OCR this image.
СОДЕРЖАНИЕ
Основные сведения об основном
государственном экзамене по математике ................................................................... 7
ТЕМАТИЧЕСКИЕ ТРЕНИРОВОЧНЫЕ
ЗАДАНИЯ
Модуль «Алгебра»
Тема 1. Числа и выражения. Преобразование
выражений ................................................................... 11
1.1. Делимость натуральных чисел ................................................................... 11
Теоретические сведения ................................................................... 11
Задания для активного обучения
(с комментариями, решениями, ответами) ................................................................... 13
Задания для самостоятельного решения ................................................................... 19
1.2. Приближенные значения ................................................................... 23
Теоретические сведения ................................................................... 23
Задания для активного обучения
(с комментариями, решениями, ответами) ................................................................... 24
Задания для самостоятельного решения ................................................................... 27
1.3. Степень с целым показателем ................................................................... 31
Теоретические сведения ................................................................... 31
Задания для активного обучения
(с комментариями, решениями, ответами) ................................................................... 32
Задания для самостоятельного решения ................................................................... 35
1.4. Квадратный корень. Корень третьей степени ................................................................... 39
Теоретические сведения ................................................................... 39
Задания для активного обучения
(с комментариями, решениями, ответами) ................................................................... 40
===
— WHAT THIS TASK INVOLVES —
Show every line in the entries where the string "ответами" occurs.

— WRITTEN RESPONSE —
(с комментариями, решениями, ответами) ................................................................... 13
(с комментариями, решениями, ответами) ................................................................... 24
(с комментариями, решениями, ответами) ................................................................... 32
(с комментариями, решениями, ответами) ................................................................... 40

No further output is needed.